* Aim
Restate all of the entries exactly, dropping any pictures they hold.

* Records for this task
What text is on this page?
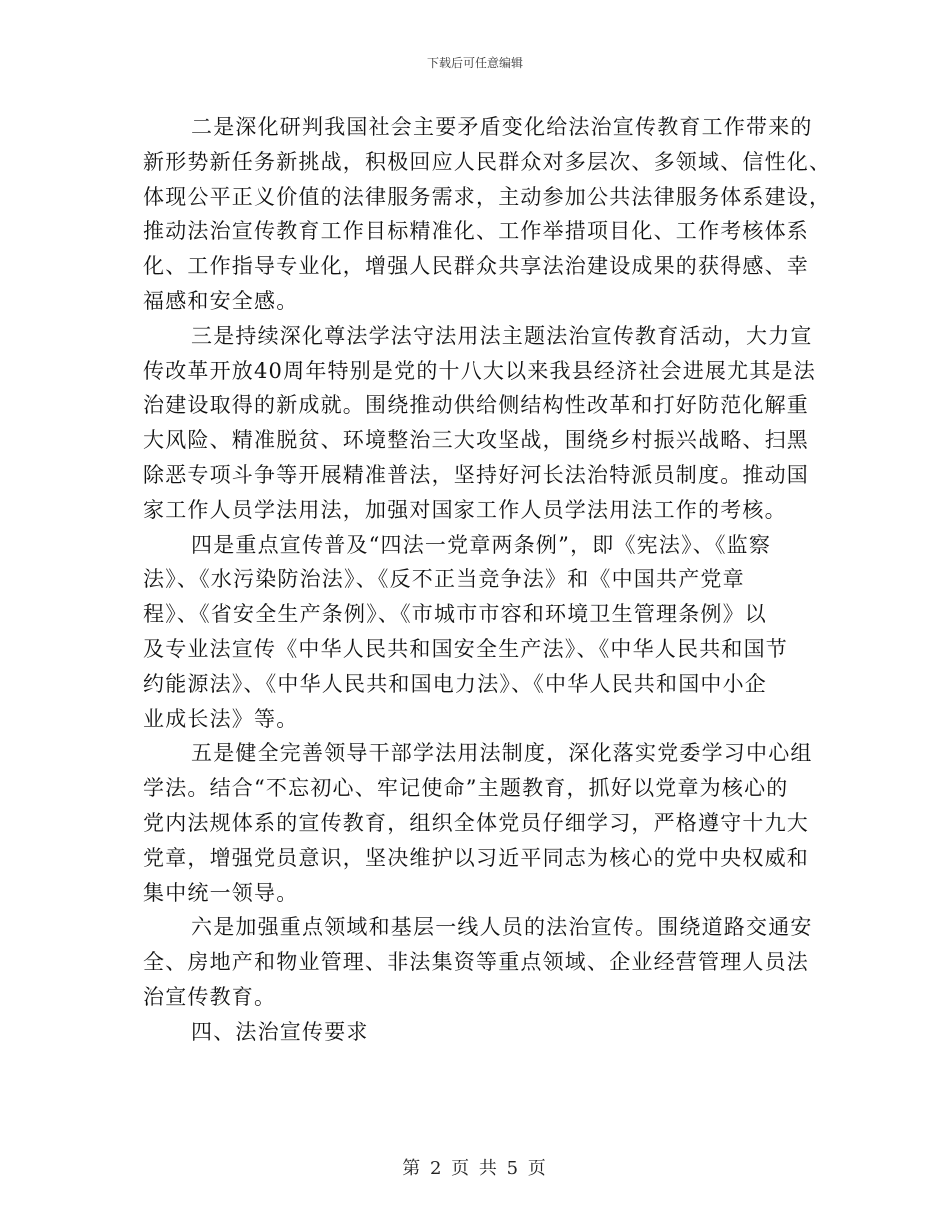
下载后可任意编辑
二是深化研判我国社会主要矛盾变化给法治宣传教育工作带来的
新形势新任务新挑战，积极回应人民群众对多层次、多领域、信性化、
体现公平正义价值的法律服务需求，主动参加公共法律服务体系建设，
推动法治宣传教育工作目标精准化、工作举措项目化、工作考核体系
化、工作指导专业化，增强人民群众共享法治建设成果的获得感、幸
福感和安全感。
三是持续深化尊法学法守法用法主题法治宣传教育活动，大力宣
传改革开放40周年特别是党的十八大以来我县经济社会进展尤其是法
治建设取得的新成就。围绕推动供给侧结构性改革和打好防范化解重
大风险、精准脱贫、环境整治三大攻坚战，围绕乡村振兴战略、扫黑
除恶专项斗争等开展精准普法，坚持好河长法治特派员制度。推动国
家工作人员学法用法，加强对国家工作人员学法用法工作的考核。
四是重点宣传普及“四法一党章两条例”，即《宪法》、《监察
法》、《水污染防治法》、《反不正当竞争法》和《中国共产党章
程》、《省安全生产条例》、《市城市市容和环境卫生管理条例》以
及专业法宣传《中华人民共和国安全生产法》、《中华人民共和国节
约能源法》、《中华人民共和国电力法》、《中华人民共和国中小企
业成长法》等。
五是健全完善领导干部学法用法制度，深化落实党委学习中心组
学法。结合“不忘初心、牢记使命”主题教育，抓好以党章为核心的
党内法规体系的宣传教育，组织全体党员仔细学习，严格遵守十九大
党章，增强党员意识，坚决维护以习近平同志为核心的党中央权威和
集中统一领导。
六是加强重点领域和基层一线人员的法治宣传。围绕道路交通安
全、房地产和物业管理、非法集资等重点领域、企业经营管理人员法
治宣传教育。
四、法治宣传要求
第 2 页 共 5 页
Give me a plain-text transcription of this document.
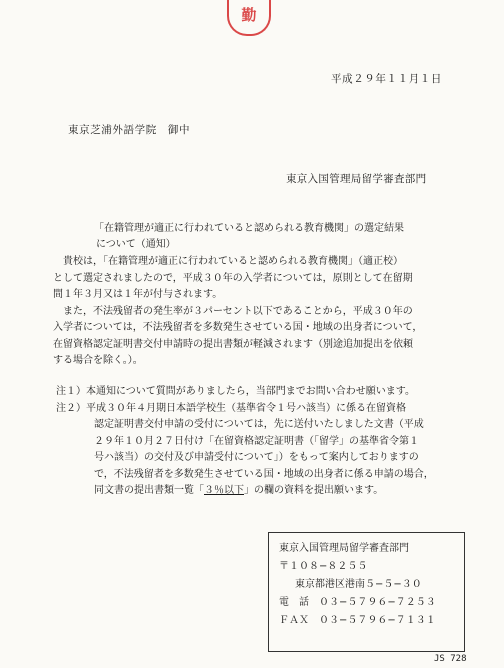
勤
平成２９年１１月１日
東京芝浦外語学院　御中
東京入国管理局留学審査部門
「在籍管理が適正に行われていると認められる教育機関」の選定結果
について（通知）
　貴校は，「在籍管理が適正に行われていると認められる教育機関」（適正校）
として選定されましたので，平成３０年の入学者については，原則として在留期
間１年３月又は１年が付与されます。
　また，不法残留者の発生率が３パーセント以下であることから，平成３０年の
入学者については，不法残留者を多数発生させている国・地域の出身者について，
在留資格認定証明書交付申請時の提出書類が軽減されます（別途追加提出を依頼
する場合を除く。）。
注１）本通知について質問がありましたら，当部門までお問い合わせ願います。
注２）平成３０年４月期日本語学校生（基準省令１号ハ該当）に係る在留資格
認定証明書交付申請の受付については，先に送付いたしました文書（平成
２９年１０月２７日付け「在留資格認定証明書（「留学」の基準省令第１
号ハ該当）の交付及び申請受付について」）をもって案内しておりますの
で，不法残留者を多数発生させている国・地域の出身者に係る申請の場合，
同文書の提出書類一覧「３％以下」の欄の資料を提出願います。
東京入国管理局留学審査部門
〒１０８−８２５５
東京都港区港南５−５−３０
電　話　０３−５７９６−７２５３
ＦＡＸ　０３−５７９６−７１３１
JS 728
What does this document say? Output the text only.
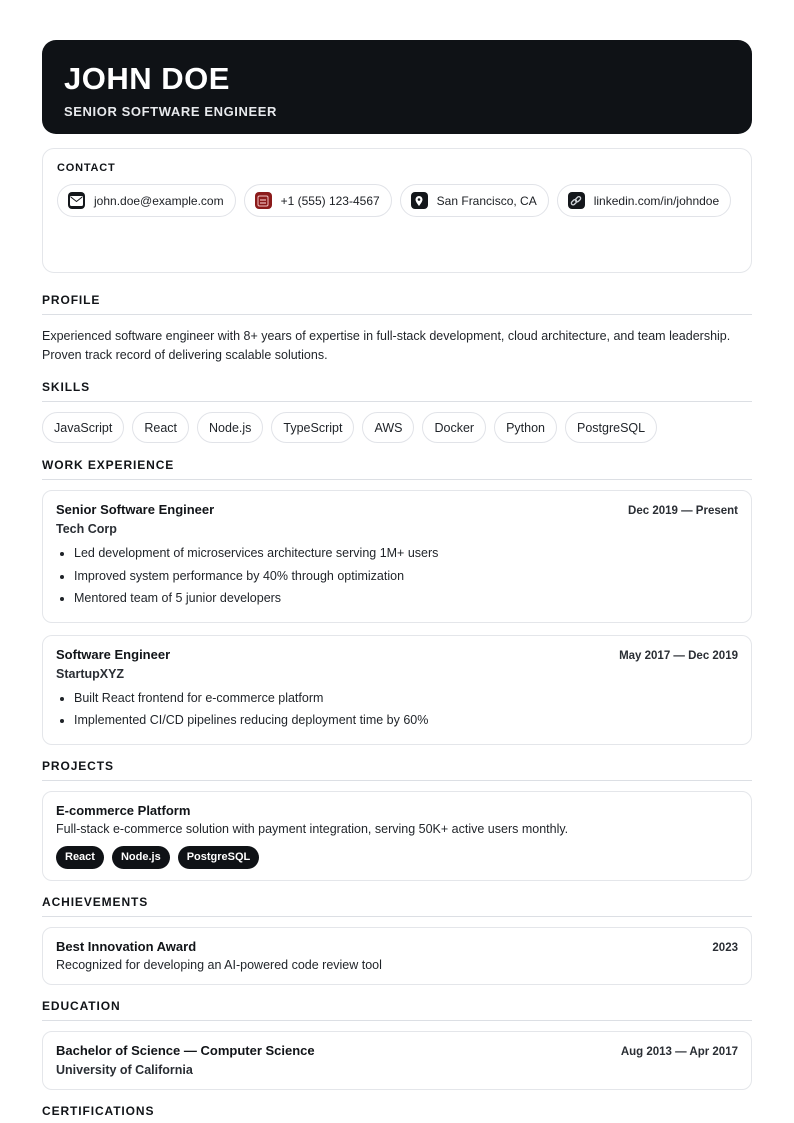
JOHN DOE
SENIOR SOFTWARE ENGINEER
CONTACT
john.doe@example.com	+1 (555) 123-4567	San Francisco, CA	linkedin.com/in/johndoe
PROFILE

Experienced software engineer with 8+ years of expertise in full-stack development, cloud architecture, and team leadership. Proven track record of delivering scalable solutions.

SKILLS
JavaScript	React	Node.js	TypeScript	AWS	Docker	Python	PostgreSQL
WORK EXPERIENCE
Senior Software Engineer	Dec 2019 — Present
Tech Corp
• Led development of microservices architecture serving 1M+ users
• Improved system performance by 40% through optimization
• Mentored team of 5 junior developers
Software Engineer	May 2017 — Dec 2019
StartupXYZ
• Built React frontend for e-commerce platform
• Implemented CI/CD pipelines reducing deployment time by 60%
PROJECTS
E-commerce Platform
Full-stack e-commerce solution with payment integration, serving 50K+ active users monthly.
React	Node.js	PostgreSQL
ACHIEVEMENTS
Best Innovation Award	2023
Recognized for developing an AI-powered code review tool
EDUCATION
Bachelor of Science — Computer Science	Aug 2013 — Apr 2017
University of California
CERTIFICATIONS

* Completed exercise
What text is on this page?
下载后可任意编辑
二是深化研判我国社会主要矛盾变化给法治宣传教育工作带来的
新形势新任务新挑战，积极回应人民群众对多层次、多领域、信性化、
体现公平正义价值的法律服务需求，主动参加公共法律服务体系建设，
推动法治宣传教育工作目标精准化、工作举措项目化、工作考核体系
化、工作指导专业化，增强人民群众共享法治建设成果的获得感、幸
福感和安全感。
三是持续深化尊法学法守法用法主题法治宣传教育活动，大力宣
传改革开放40周年特别是党的十八大以来我县经济社会进展尤其是法
治建设取得的新成就。围绕推动供给侧结构性改革和打好防范化解重
大风险、精准脱贫、环境整治三大攻坚战，围绕乡村振兴战略、扫黑
除恶专项斗争等开展精准普法，坚持好河长法治特派员制度。推动国
家工作人员学法用法，加强对国家工作人员学法用法工作的考核。
四是重点宣传普及“四法一党章两条例”，即《宪法》、《监察
法》、《水污染防治法》、《反不正当竞争法》和《中国共产党章
程》、《省安全生产条例》、《市城市市容和环境卫生管理条例》以
及专业法宣传《中华人民共和国安全生产法》、《中华人民共和国节
约能源法》、《中华人民共和国电力法》、《中华人民共和国中小企
业成长法》等。
五是健全完善领导干部学法用法制度，深化落实党委学习中心组
学法。结合“不忘初心、牢记使命”主题教育，抓好以党章为核心的
党内法规体系的宣传教育，组织全体党员仔细学习，严格遵守十九大
党章，增强党员意识，坚决维护以习近平同志为核心的党中央权威和
集中统一领导。
六是加强重点领域和基层一线人员的法治宣传。围绕道路交通安
全、房地产和物业管理、非法集资等重点领域、企业经营管理人员法
治宣传教育。
四、法治宣传要求
第 2 页 共 5 页
Give me a plain-text transcription of this document.
勤
平成２９年１１月１日
東京芝浦外語学院　御中
東京入国管理局留学審査部門
「在籍管理が適正に行われていると認められる教育機関」の選定結果
について（通知）
　貴校は，「在籍管理が適正に行われていると認められる教育機関」（適正校）
として選定されましたので，平成３０年の入学者については，原則として在留期
間１年３月又は１年が付与されます。
　また，不法残留者の発生率が３パーセント以下であることから，平成３０年の
入学者については，不法残留者を多数発生させている国・地域の出身者について，
在留資格認定証明書交付申請時の提出書類が軽減されます（別途追加提出を依頼
する場合を除く。）。
注１）本通知について質問がありましたら，当部門までお問い合わせ願います。
注２）平成３０年４月期日本語学校生（基準省令１号ハ該当）に係る在留資格
認定証明書交付申請の受付については，先に送付いたしました文書（平成
２９年１０月２７日付け「在留資格認定証明書（「留学」の基準省令第１
号ハ該当）の交付及び申請受付について」）をもって案内しておりますの
で，不法残留者を多数発生させている国・地域の出身者に係る申請の場合，
同文書の提出書類一覧「３％以下」の欄の資料を提出願います。
東京入国管理局留学審査部門
〒１０８−８２５５
東京都港区港南５−５−３０
電　話　０３−５７９６−７２５３
ＦＡＸ　０３−５７９６−７１３１
JS 728
What does this document say? Output the text only.
JOHN DOE
SENIOR SOFTWARE ENGINEER
CONTACT
john.doe@example.com	+1 (555) 123-4567	San Francisco, CA	linkedin.com/in/johndoe
PROFILE

Experienced software engineer with 8+ years of expertise in full-stack development, cloud architecture, and team leadership. Proven track record of delivering scalable solutions.

SKILLS
JavaScript	React	Node.js	TypeScript	AWS	Docker	Python	PostgreSQL
WORK EXPERIENCE
Senior Software Engineer	Dec 2019 — Present
Tech Corp
• Led development of microservices architecture serving 1M+ users
• Improved system performance by 40% through optimization
• Mentored team of 5 junior developers
Software Engineer	May 2017 — Dec 2019
StartupXYZ
• Built React frontend for e-commerce platform
• Implemented CI/CD pipelines reducing deployment time by 60%
PROJECTS
E-commerce Platform
Full-stack e-commerce solution with payment integration, serving 50K+ active users monthly.
React	Node.js	PostgreSQL
ACHIEVEMENTS
Best Innovation Award	2023
Recognized for developing an AI-powered code review tool
EDUCATION
Bachelor of Science — Computer Science	Aug 2013 — Apr 2017
University of California
CERTIFICATIONS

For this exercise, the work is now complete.